- **Work instructions**:
Work out how many lines hold the string "구성됩니다". Give that number and nothing more.

- **Input**:

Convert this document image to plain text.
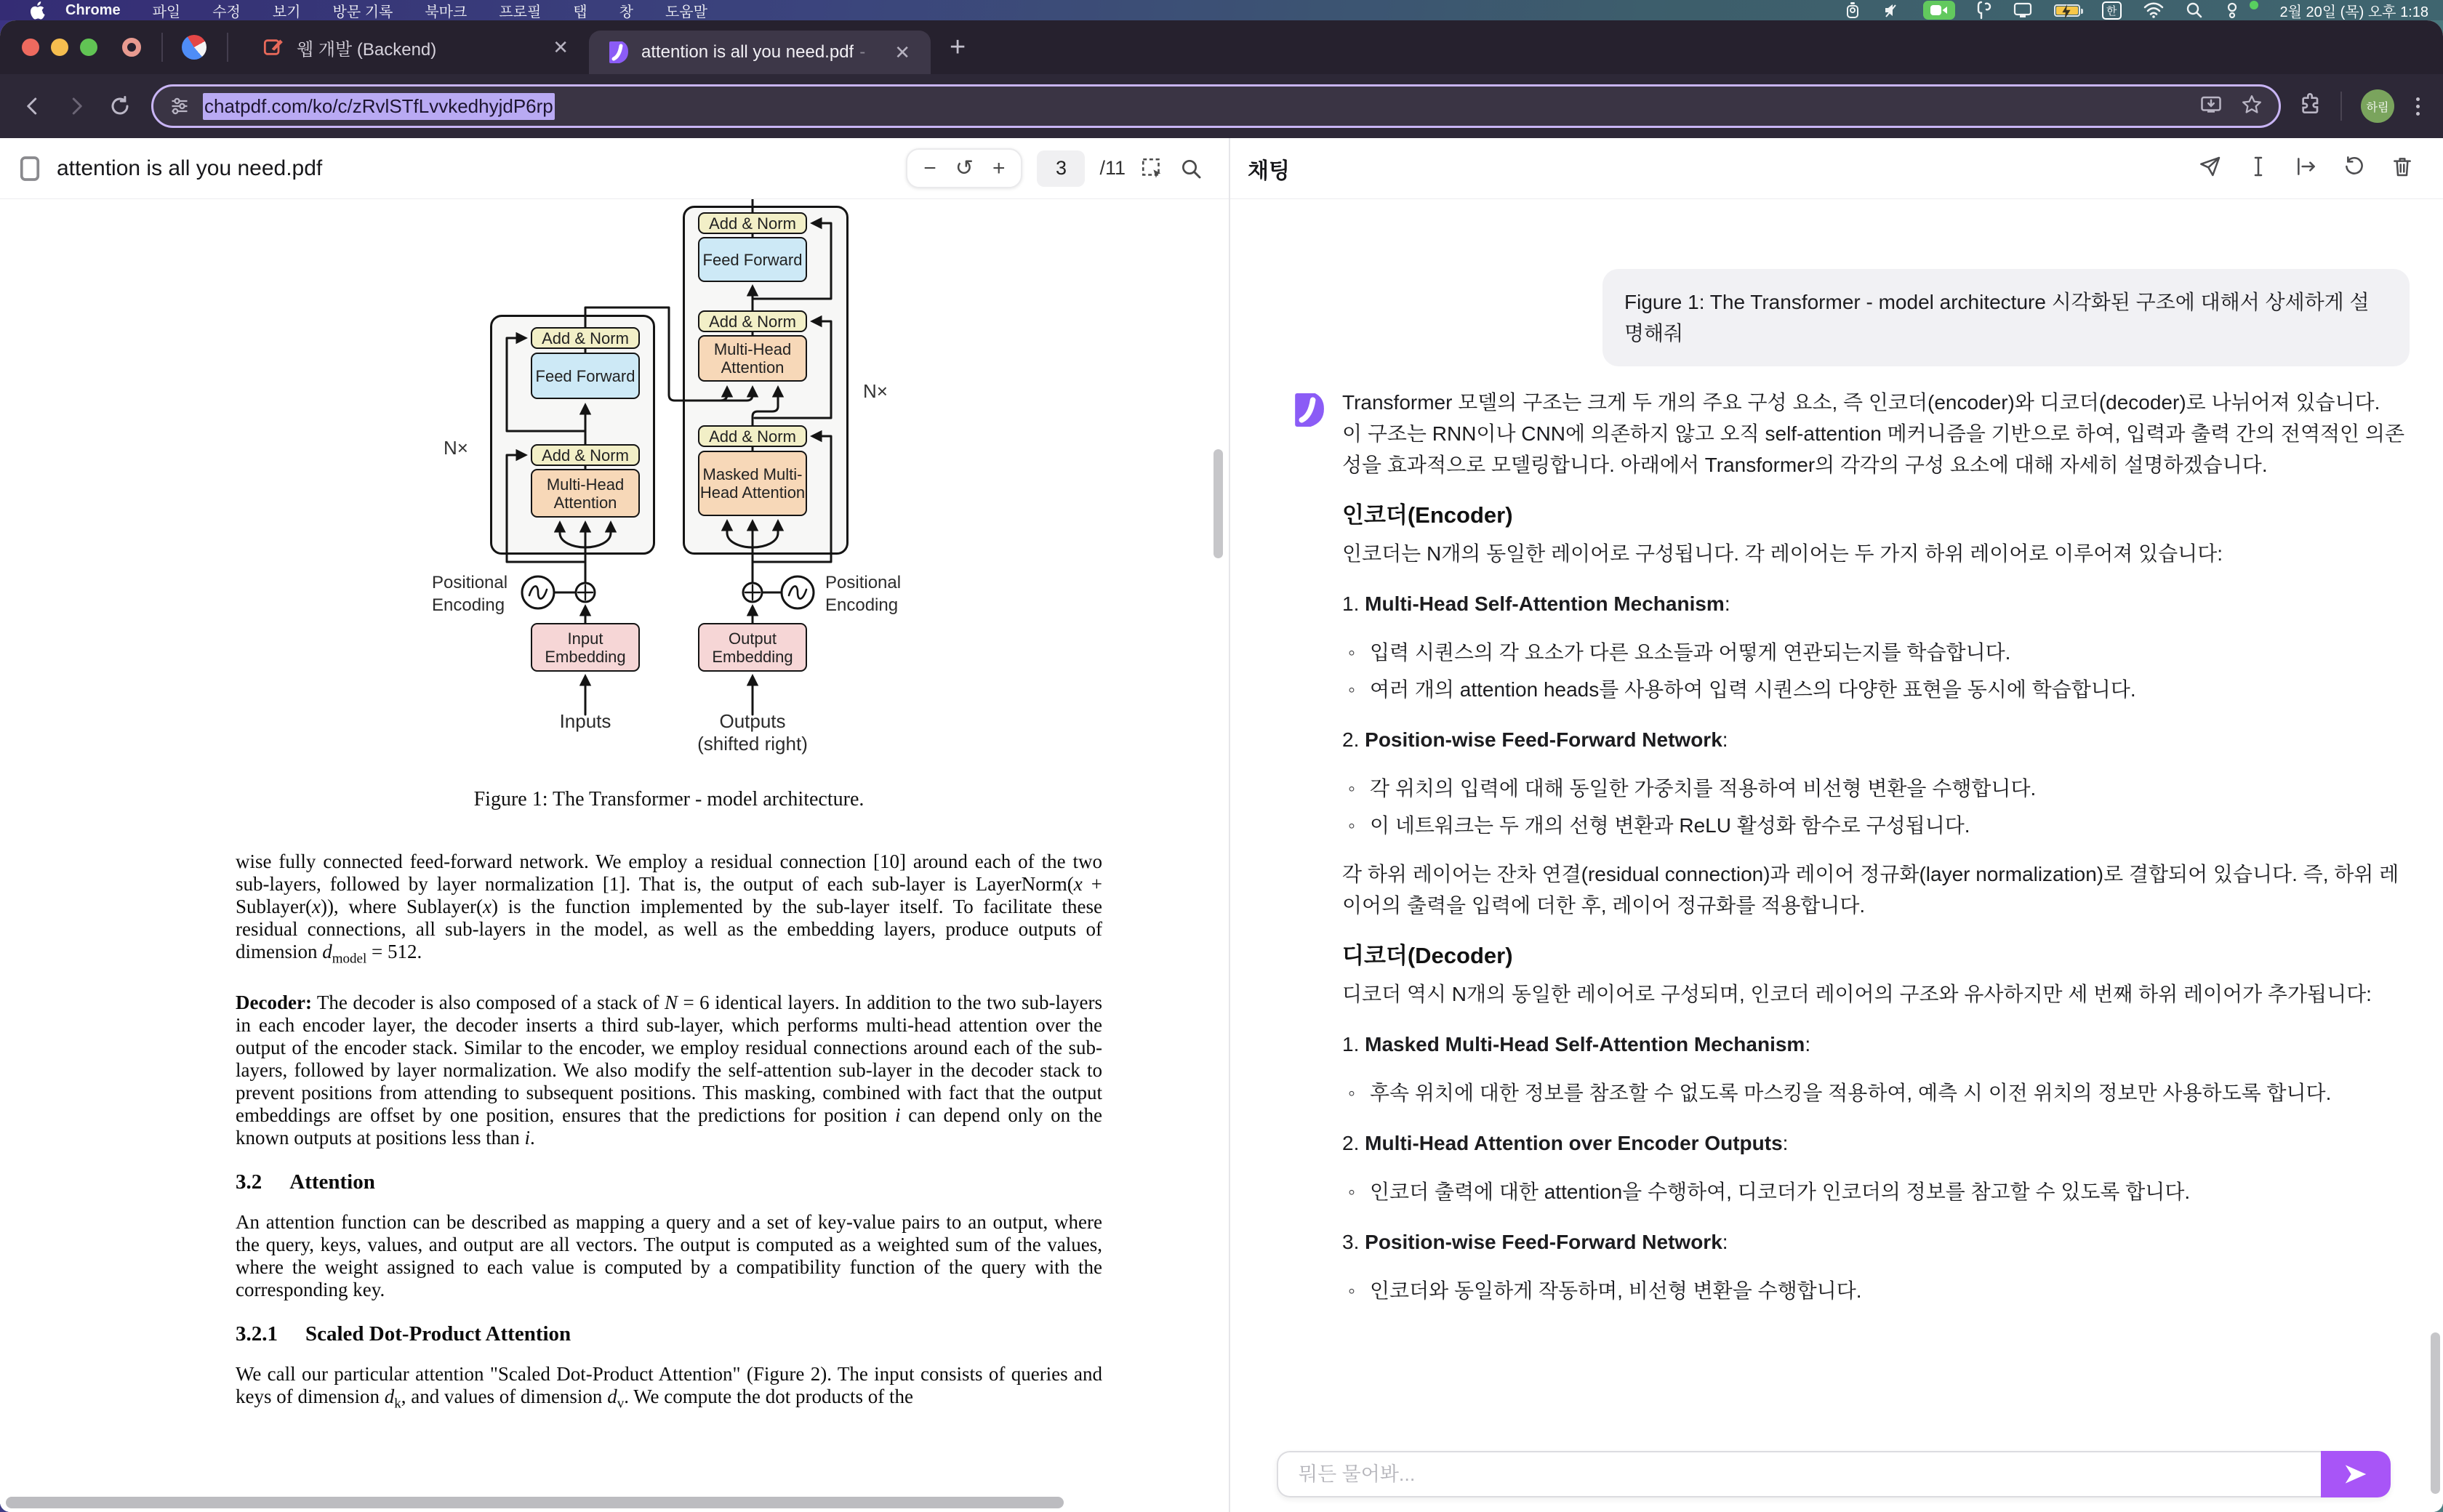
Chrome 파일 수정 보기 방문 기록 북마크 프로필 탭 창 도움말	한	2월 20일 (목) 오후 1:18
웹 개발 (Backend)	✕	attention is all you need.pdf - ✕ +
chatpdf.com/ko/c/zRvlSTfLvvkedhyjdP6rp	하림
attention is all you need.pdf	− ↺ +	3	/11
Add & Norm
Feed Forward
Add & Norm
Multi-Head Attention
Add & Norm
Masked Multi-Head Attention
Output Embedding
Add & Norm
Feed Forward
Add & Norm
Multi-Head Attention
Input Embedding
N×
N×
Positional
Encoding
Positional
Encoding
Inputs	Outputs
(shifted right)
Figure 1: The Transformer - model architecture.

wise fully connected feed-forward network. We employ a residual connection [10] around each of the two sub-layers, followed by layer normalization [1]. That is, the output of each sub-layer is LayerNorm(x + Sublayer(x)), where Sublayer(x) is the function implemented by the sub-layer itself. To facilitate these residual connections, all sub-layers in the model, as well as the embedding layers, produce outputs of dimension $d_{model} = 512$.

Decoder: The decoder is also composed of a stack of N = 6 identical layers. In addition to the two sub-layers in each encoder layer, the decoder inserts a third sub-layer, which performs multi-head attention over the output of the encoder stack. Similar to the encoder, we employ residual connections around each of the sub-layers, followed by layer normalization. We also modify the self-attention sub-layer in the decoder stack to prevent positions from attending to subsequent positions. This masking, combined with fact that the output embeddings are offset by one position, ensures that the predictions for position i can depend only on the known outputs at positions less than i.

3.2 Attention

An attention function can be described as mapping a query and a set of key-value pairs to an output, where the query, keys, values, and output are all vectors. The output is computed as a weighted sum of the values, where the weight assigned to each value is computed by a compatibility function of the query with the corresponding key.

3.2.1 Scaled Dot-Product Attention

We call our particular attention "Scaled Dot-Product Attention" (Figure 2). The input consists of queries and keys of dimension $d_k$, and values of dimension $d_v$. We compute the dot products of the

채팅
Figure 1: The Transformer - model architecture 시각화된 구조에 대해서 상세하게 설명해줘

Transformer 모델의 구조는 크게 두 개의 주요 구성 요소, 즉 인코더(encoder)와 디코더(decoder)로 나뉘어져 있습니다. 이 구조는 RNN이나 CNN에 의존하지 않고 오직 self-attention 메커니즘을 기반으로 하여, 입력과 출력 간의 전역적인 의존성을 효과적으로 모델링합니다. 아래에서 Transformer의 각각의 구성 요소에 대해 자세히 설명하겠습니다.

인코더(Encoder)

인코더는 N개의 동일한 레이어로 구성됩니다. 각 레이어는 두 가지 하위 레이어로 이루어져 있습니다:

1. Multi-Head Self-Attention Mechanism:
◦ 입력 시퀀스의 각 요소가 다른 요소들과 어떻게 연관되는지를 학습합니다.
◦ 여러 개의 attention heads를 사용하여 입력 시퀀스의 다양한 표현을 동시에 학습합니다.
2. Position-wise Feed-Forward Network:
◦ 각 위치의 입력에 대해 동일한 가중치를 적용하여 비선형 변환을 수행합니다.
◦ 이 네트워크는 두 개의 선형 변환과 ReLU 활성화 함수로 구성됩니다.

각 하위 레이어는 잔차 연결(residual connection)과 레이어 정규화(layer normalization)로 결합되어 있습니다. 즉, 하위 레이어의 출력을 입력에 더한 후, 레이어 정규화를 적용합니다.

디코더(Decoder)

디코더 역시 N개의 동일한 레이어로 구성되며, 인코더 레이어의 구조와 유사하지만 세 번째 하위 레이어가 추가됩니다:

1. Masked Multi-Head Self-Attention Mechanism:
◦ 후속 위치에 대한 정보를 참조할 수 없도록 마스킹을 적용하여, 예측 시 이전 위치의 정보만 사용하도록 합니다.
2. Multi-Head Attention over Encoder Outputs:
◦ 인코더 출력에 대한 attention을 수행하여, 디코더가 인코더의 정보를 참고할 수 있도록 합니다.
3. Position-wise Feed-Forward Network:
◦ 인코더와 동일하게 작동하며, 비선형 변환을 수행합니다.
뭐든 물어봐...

---

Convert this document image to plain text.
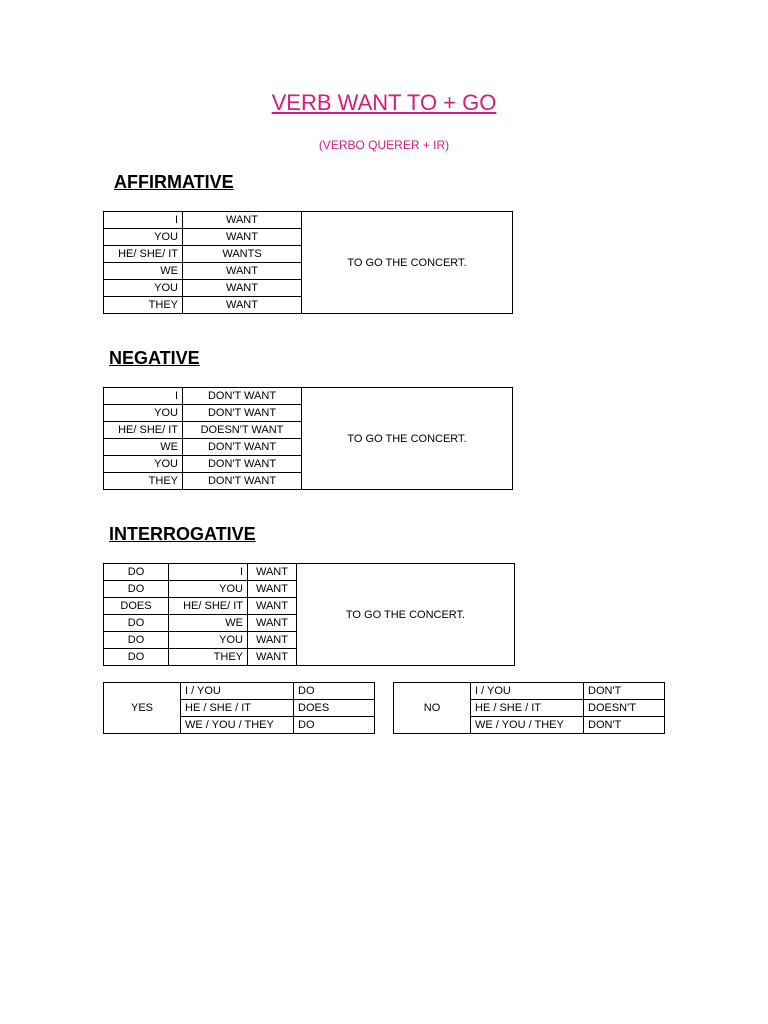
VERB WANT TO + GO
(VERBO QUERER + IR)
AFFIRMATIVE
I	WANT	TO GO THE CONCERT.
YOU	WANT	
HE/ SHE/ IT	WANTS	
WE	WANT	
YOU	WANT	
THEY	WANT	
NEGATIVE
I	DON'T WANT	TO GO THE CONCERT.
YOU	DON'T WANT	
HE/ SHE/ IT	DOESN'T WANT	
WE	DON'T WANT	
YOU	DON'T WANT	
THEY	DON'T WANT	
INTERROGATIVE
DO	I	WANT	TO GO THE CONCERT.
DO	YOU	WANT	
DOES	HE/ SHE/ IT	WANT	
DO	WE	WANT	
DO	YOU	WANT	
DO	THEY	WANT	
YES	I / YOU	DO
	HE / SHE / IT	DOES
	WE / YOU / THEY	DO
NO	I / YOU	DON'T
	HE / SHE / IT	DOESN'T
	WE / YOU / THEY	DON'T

- **Correct result**:
2